▶ **Directions for this task**:
In the entries below, count each line holding the word "生产成本增加". Answer with the total alone.

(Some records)
--- START ---
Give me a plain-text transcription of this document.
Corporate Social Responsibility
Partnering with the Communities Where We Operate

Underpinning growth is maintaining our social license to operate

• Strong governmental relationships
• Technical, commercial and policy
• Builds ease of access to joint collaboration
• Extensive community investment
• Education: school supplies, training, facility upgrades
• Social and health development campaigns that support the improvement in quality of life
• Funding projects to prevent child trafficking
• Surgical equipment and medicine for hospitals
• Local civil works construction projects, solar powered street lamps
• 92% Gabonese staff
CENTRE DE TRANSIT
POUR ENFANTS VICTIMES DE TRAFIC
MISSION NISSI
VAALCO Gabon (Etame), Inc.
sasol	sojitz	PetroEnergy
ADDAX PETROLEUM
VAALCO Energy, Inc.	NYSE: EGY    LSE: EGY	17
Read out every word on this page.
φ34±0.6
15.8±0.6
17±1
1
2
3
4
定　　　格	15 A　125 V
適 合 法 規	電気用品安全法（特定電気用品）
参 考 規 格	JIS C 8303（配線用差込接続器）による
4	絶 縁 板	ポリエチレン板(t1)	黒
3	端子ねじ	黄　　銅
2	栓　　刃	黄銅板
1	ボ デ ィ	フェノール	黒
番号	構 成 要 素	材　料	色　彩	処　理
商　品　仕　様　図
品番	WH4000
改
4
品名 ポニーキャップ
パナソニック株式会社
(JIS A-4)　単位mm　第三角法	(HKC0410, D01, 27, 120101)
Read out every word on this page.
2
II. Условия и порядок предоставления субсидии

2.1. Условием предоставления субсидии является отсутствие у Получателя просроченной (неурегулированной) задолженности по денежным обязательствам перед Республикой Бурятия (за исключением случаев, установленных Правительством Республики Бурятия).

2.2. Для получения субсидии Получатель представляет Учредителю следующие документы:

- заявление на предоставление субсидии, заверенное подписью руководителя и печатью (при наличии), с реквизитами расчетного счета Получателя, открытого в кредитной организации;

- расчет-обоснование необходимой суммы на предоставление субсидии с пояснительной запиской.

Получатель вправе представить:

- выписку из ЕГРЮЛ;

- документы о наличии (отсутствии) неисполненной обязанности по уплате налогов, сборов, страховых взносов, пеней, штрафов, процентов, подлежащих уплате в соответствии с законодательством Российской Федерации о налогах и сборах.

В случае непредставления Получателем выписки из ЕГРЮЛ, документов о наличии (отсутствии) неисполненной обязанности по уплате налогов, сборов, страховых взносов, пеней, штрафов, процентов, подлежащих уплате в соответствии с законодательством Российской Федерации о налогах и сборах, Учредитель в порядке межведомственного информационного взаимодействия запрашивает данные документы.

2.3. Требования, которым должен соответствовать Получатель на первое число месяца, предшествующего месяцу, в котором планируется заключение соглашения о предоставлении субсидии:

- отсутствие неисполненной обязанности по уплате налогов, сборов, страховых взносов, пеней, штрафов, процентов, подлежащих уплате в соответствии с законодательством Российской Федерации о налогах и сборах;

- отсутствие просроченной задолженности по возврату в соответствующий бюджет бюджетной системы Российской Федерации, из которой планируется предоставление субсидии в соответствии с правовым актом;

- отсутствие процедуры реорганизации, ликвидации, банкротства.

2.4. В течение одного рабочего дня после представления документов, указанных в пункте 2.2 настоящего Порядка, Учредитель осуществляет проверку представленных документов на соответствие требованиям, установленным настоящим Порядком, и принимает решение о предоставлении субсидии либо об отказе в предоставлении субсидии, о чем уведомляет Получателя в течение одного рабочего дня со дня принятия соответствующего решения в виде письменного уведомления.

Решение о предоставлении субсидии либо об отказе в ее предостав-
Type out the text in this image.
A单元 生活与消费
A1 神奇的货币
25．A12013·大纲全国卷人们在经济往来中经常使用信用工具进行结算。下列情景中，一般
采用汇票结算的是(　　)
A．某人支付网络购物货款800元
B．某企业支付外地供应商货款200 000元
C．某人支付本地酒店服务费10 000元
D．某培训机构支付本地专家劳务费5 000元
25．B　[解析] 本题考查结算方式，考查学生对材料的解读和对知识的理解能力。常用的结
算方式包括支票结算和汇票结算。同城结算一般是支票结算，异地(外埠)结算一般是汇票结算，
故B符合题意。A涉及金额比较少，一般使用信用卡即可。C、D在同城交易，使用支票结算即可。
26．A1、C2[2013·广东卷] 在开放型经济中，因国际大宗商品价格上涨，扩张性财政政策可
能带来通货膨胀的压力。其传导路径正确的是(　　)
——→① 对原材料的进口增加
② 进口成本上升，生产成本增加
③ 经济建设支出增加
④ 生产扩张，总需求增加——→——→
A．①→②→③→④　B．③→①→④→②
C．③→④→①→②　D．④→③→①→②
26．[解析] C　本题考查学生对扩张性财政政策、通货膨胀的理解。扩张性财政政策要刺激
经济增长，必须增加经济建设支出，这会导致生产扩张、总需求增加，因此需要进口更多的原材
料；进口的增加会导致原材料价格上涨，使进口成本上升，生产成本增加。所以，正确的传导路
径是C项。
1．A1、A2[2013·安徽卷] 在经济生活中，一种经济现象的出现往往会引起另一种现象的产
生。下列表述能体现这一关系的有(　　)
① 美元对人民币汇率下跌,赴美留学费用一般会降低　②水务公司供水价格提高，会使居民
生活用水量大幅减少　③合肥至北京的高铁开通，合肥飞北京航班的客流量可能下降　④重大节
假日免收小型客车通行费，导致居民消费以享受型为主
--- END ---
▶ **Finished exercise**:
2